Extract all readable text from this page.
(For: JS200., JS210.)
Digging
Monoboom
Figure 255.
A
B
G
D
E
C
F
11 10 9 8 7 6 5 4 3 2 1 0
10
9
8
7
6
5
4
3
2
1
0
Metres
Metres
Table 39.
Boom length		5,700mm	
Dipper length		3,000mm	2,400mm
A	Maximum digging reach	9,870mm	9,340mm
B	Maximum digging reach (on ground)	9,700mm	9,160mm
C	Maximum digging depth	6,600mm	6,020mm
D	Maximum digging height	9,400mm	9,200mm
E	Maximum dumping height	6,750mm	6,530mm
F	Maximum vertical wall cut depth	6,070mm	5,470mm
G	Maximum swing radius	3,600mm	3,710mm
###
**What you are asked to do**
Your answer should be a single number: the count of lines in the entries that contain the word "reach".

**Task result**
2